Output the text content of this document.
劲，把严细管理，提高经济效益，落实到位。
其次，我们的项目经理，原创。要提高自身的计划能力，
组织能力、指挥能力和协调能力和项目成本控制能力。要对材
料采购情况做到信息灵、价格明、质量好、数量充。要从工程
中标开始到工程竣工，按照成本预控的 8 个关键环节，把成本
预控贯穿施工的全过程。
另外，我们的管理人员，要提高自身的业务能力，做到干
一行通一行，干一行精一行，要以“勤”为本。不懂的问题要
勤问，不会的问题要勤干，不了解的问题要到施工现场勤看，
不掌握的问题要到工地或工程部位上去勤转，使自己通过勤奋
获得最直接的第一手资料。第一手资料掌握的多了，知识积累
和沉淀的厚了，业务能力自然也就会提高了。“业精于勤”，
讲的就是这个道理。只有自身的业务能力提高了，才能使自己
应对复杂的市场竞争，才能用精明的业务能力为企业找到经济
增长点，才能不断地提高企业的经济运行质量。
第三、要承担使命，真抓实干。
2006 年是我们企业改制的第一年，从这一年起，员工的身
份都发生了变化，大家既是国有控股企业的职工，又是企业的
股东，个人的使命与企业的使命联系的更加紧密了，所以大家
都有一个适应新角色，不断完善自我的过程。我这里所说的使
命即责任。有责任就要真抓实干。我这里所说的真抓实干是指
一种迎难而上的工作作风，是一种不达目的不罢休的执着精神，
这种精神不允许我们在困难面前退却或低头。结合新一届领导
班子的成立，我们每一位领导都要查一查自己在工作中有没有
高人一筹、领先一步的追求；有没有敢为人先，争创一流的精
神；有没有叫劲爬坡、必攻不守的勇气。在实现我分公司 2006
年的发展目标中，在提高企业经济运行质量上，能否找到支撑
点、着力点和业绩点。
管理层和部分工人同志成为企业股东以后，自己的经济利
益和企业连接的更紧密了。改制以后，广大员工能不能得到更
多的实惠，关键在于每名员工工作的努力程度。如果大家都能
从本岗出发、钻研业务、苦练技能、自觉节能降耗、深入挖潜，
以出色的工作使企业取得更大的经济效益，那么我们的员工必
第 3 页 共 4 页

──────

Your task:
The records above should all be quoted exactly, please.

Response:
Output the text content of this document.
劲，把严细管理，提高经济效益，落实到位。
其次，我们的项目经理，原创。要提高自身的计划能力，
组织能力、指挥能力和协调能力和项目成本控制能力。要对材
料采购情况做到信息灵、价格明、质量好、数量充。要从工程
中标开始到工程竣工，按照成本预控的 8 个关键环节，把成本
预控贯穿施工的全过程。
另外，我们的管理人员，要提高自身的业务能力，做到干
一行通一行，干一行精一行，要以“勤”为本。不懂的问题要
勤问，不会的问题要勤干，不了解的问题要到施工现场勤看，
不掌握的问题要到工地或工程部位上去勤转，使自己通过勤奋
获得最直接的第一手资料。第一手资料掌握的多了，知识积累
和沉淀的厚了，业务能力自然也就会提高了。“业精于勤”，
讲的就是这个道理。只有自身的业务能力提高了，才能使自己
应对复杂的市场竞争，才能用精明的业务能力为企业找到经济
增长点，才能不断地提高企业的经济运行质量。
第三、要承担使命，真抓实干。
2006 年是我们企业改制的第一年，从这一年起，员工的身
份都发生了变化，大家既是国有控股企业的职工，又是企业的
股东，个人的使命与企业的使命联系的更加紧密了，所以大家
都有一个适应新角色，不断完善自我的过程。我这里所说的使
命即责任。有责任就要真抓实干。我这里所说的真抓实干是指
一种迎难而上的工作作风，是一种不达目的不罢休的执着精神，
这种精神不允许我们在困难面前退却或低头。结合新一届领导
班子的成立，我们每一位领导都要查一查自己在工作中有没有
高人一筹、领先一步的追求；有没有敢为人先，争创一流的精
神；有没有叫劲爬坡、必攻不守的勇气。在实现我分公司 2006
年的发展目标中，在提高企业经济运行质量上，能否找到支撑
点、着力点和业绩点。
管理层和部分工人同志成为企业股东以后，自己的经济利
益和企业连接的更紧密了。改制以后，广大员工能不能得到更
多的实惠，关键在于每名员工工作的努力程度。如果大家都能
从本岗出发、钻研业务、苦练技能、自觉节能降耗、深入挖潜，
以出色的工作使企业取得更大的经济效益，那么我们的员工必
第 3 页 共 4 页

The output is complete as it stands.